(Task objective)
From the listing below, select every line where the word "анемий" appears.

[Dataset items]
^^^^^^^^

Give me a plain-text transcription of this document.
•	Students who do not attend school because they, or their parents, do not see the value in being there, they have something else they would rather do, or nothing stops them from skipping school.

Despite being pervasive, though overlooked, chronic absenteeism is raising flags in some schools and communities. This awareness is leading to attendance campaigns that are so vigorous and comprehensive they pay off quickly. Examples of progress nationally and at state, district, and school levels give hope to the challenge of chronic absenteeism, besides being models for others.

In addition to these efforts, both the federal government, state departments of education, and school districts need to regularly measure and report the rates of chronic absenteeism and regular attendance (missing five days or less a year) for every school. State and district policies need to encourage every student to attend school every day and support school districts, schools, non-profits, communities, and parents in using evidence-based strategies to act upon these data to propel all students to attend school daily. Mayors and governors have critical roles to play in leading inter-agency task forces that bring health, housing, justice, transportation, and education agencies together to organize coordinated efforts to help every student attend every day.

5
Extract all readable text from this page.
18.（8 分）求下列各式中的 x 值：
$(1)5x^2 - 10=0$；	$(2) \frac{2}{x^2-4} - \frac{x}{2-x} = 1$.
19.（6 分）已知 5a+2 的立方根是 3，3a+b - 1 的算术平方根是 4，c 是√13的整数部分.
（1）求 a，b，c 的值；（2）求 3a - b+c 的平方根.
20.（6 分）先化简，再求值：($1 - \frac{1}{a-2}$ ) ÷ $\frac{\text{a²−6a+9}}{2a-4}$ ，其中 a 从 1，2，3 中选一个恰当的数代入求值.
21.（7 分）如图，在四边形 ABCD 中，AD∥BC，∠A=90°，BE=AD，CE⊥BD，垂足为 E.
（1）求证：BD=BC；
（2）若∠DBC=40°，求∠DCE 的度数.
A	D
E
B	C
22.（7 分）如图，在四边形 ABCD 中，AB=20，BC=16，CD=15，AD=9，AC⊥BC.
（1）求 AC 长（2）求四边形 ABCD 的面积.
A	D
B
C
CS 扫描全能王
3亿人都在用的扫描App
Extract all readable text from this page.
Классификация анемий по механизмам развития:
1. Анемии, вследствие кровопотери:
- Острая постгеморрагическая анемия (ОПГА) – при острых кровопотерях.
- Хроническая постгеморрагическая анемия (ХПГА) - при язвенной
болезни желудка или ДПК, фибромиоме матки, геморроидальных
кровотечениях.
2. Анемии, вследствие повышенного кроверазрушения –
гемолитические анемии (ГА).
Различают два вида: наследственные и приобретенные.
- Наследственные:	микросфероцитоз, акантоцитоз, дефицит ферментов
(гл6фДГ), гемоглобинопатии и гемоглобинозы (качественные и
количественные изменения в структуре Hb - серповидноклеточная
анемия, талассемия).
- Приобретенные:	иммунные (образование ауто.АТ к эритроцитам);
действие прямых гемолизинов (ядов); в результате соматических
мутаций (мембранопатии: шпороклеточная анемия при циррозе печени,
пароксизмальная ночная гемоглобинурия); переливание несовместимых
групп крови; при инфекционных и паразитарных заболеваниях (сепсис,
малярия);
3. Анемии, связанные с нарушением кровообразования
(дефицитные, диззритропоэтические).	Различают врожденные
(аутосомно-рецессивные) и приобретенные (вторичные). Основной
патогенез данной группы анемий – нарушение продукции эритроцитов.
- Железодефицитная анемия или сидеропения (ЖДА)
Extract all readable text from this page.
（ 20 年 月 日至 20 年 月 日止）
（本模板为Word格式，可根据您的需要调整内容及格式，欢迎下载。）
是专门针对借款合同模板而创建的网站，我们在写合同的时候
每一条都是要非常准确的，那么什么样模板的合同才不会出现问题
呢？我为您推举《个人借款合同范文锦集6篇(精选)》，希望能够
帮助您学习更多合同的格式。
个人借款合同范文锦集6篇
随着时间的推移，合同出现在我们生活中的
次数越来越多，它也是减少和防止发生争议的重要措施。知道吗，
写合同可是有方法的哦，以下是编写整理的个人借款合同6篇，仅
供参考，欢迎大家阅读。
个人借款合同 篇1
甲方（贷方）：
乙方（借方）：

^^^^^^^^

(Correct answer)
Классификация анемий по механизмам развития:
патогенез данной группы анемий – нарушение продукции эритроцитов.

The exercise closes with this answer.